* MATERIAL FOR THE TASK

——

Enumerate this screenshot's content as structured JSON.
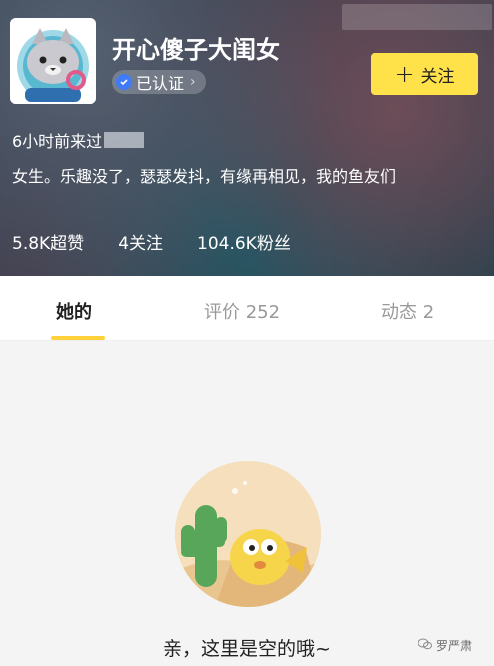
{
  "profile": {
    "name": "开心傻子大闺女",
    "certified_label": "已认证",
    "follow_label": "关注",
    "last_visit": "6小时前来过",
    "bio": "女生。乐趣没了，瑟瑟发抖，有缘再相见，我的鱼友们"
  },
  "stats": {
    "likes": "5.8K超赞",
    "following": "4关注",
    "fans": "104.6K粉丝"
  },
  "tabs": {
    "hers": "她的",
    "reviews": "评价 252",
    "posts": "动态 2"
  },
  "empty_state": {
    "message": "亲，这里是空的哦~"
  },
  "watermark": {
    "text": "罗严肃"
  },
  "colors": {
    "accent": "#ffe14a",
    "tab_indicator": "#ffd23b",
    "cert_badge": "#3f7bf6"
  }
}
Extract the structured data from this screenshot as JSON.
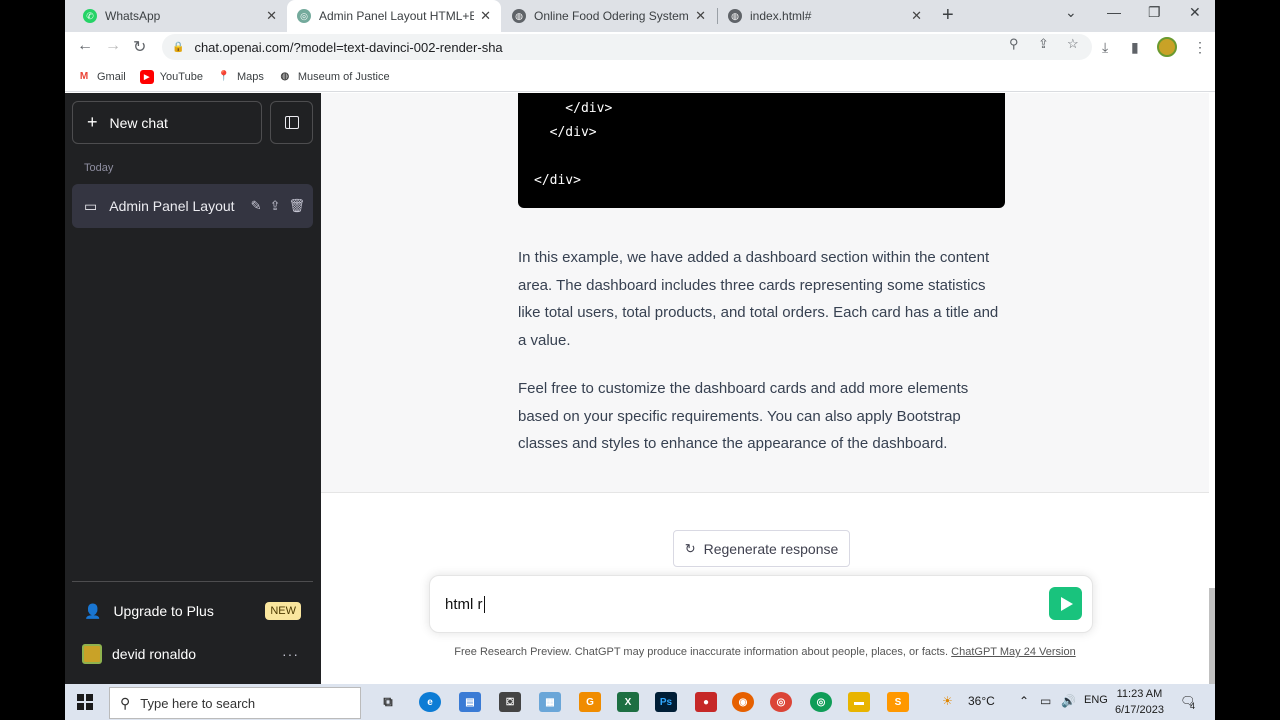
{
  "browser": {
    "tabs": [
      {
        "title": "WhatsApp",
        "icon": "whatsapp-icon",
        "color": "#25d366"
      },
      {
        "title": "Admin Panel Layout HTML+Boot",
        "icon": "openai-icon",
        "color": "#74aa9c"
      },
      {
        "title": "Online Food Odering System",
        "icon": "globe-icon",
        "color": "#5f6368"
      },
      {
        "title": "index.html#",
        "icon": "globe-icon",
        "color": "#5f6368"
      }
    ],
    "url": "chat.openai.com/?model=text-davinci-002-render-sha",
    "bookmarks": [
      {
        "label": "Gmail",
        "icon": "gmail-icon"
      },
      {
        "label": "YouTube",
        "icon": "youtube-icon"
      },
      {
        "label": "Maps",
        "icon": "maps-icon"
      },
      {
        "label": "Museum of Justice",
        "icon": "globe-icon"
      }
    ]
  },
  "sidebar": {
    "new_chat": "New chat",
    "section": "Today",
    "conversation": "Admin Panel Layout",
    "upgrade": "Upgrade to Plus",
    "badge": "NEW",
    "user": "devid ronaldo"
  },
  "main": {
    "code_lines": [
      "    </div>",
      "  </div>",
      "",
      "</div>"
    ],
    "paragraphs": [
      "In this example, we have added a dashboard section within the content area. The dashboard includes three cards representing some statistics like total users, total products, and total orders. Each card has a title and a value.",
      "Feel free to customize the dashboard cards and add more elements based on your specific requirements. You can also apply Bootstrap classes and styles to enhance the appearance of the dashboard."
    ],
    "regenerate": "Regenerate response",
    "input_value": "html r",
    "footer_text": "Free Research Preview. ChatGPT may produce inaccurate information about people, places, or facts.",
    "footer_link": "ChatGPT May 24 Version",
    "send_color": "#19c37d"
  },
  "taskbar": {
    "search_placeholder": "Type here to search",
    "temperature": "36°C",
    "language": "ENG",
    "time": "11:23 AM",
    "date": "6/17/2023",
    "notifications": "4"
  }
}
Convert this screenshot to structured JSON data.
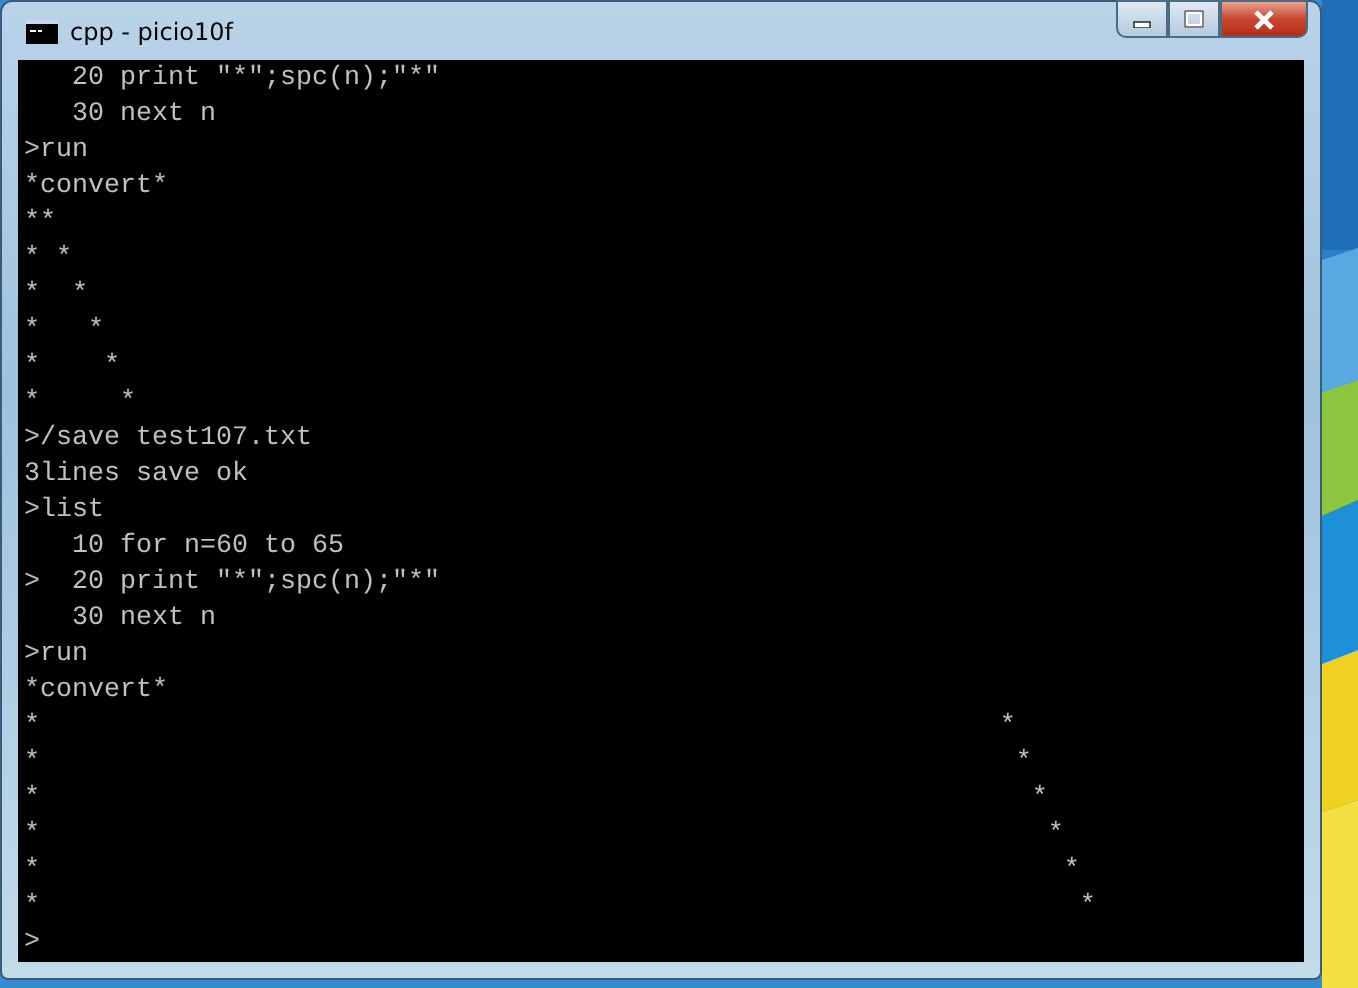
{
  "window": {
    "title": "cpp - picio10f"
  },
  "console": {
    "lines": [
      "   20 print \"*\";spc(n);\"*\"",
      "   30 next n",
      ">run",
      "*convert*",
      "**",
      "* *",
      "*  *",
      "*   *",
      "*    *",
      "*     *",
      ">/save test107.txt",
      "3lines save ok",
      ">list",
      "   10 for n=60 to 65",
      ">  20 print \"*\";spc(n);\"*\"",
      "   30 next n",
      ">run",
      "*convert*",
      "*                                                            *",
      "*                                                             *",
      "*                                                              *",
      "*                                                               *",
      "*                                                                *",
      "*                                                                 *",
      ">"
    ]
  }
}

——

* WHAT THE TASK ASKS
Show each line of the listing that holds the string "ChatGPT".

* TASK ANSWER
    "footer_text": "Free Research Preview. ChatGPT may produce inaccurate information about people, places, or facts.",
    "footer_link": "ChatGPT May 24 Version",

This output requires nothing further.